* **Directions**:
Read the lines that follow and tally those with the word "False"; give the number and nothing else.

##### Input data

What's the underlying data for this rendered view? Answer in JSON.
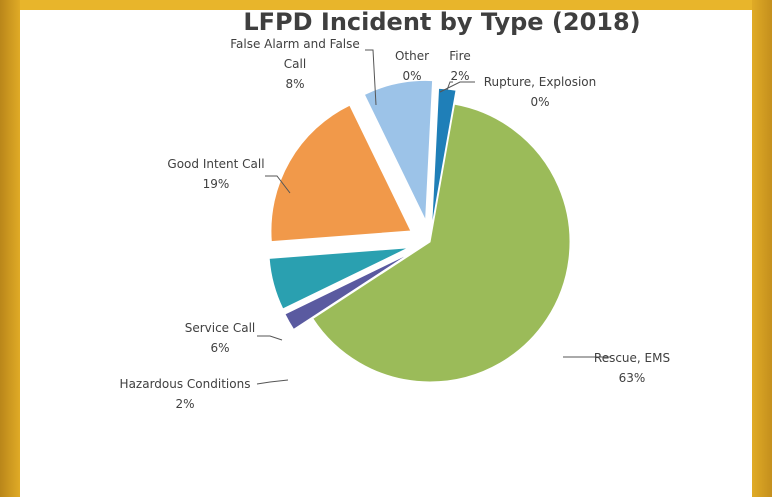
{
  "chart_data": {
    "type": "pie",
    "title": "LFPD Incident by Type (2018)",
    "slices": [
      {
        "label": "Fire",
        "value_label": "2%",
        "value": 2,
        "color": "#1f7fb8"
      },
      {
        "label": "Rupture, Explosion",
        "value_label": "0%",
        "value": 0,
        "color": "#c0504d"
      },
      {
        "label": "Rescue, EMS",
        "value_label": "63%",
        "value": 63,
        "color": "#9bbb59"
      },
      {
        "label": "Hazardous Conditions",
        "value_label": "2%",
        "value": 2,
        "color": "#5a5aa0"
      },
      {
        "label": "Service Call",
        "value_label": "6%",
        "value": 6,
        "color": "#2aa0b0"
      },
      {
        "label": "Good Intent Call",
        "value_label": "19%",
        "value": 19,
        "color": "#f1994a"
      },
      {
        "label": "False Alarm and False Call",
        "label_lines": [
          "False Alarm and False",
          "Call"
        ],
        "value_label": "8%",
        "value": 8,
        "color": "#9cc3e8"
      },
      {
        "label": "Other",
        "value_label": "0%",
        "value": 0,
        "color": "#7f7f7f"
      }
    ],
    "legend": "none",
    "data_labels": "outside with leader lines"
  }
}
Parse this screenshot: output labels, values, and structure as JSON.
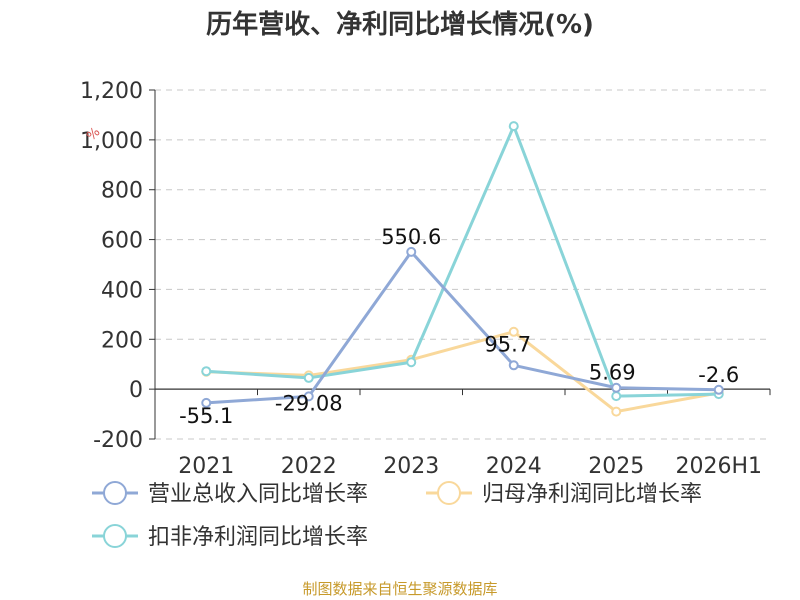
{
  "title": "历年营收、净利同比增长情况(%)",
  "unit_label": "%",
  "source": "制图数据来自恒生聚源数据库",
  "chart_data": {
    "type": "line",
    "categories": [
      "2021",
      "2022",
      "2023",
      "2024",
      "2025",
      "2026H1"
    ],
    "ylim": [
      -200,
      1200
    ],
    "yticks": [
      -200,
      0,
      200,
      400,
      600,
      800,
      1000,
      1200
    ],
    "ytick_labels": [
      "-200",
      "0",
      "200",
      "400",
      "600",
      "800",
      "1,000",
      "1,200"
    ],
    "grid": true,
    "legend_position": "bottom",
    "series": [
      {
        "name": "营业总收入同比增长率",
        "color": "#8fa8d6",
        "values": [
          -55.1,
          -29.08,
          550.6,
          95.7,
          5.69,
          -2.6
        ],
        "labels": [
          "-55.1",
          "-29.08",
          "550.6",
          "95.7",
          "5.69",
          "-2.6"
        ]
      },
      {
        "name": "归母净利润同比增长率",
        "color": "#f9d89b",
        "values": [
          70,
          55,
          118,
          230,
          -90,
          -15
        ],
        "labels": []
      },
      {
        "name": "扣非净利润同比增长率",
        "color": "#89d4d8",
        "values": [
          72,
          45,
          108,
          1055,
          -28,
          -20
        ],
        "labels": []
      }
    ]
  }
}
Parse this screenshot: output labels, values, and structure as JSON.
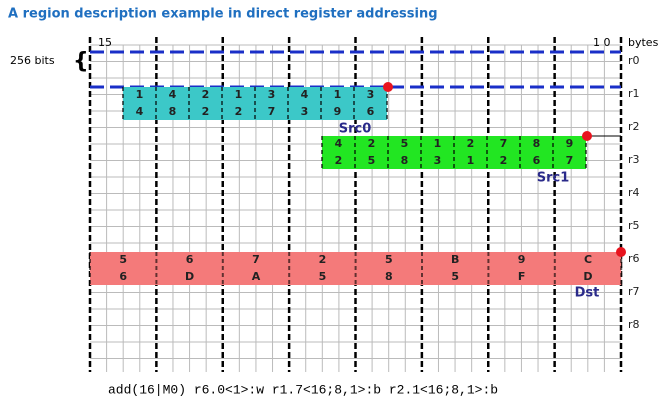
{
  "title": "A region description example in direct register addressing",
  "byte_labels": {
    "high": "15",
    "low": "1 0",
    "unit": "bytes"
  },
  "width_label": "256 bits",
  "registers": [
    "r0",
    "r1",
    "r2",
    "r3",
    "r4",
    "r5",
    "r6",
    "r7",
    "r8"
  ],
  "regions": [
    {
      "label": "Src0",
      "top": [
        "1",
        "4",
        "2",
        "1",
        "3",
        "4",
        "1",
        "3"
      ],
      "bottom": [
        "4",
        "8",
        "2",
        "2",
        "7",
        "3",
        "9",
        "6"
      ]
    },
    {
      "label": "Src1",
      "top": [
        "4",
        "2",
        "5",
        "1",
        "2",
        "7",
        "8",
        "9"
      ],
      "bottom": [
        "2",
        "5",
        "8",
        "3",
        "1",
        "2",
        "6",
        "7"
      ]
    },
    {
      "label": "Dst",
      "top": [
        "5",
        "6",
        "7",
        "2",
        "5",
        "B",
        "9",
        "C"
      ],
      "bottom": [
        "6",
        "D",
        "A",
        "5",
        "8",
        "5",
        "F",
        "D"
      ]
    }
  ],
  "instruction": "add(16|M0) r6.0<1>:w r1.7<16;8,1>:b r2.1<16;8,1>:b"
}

##########

* **Solved exercise**:
2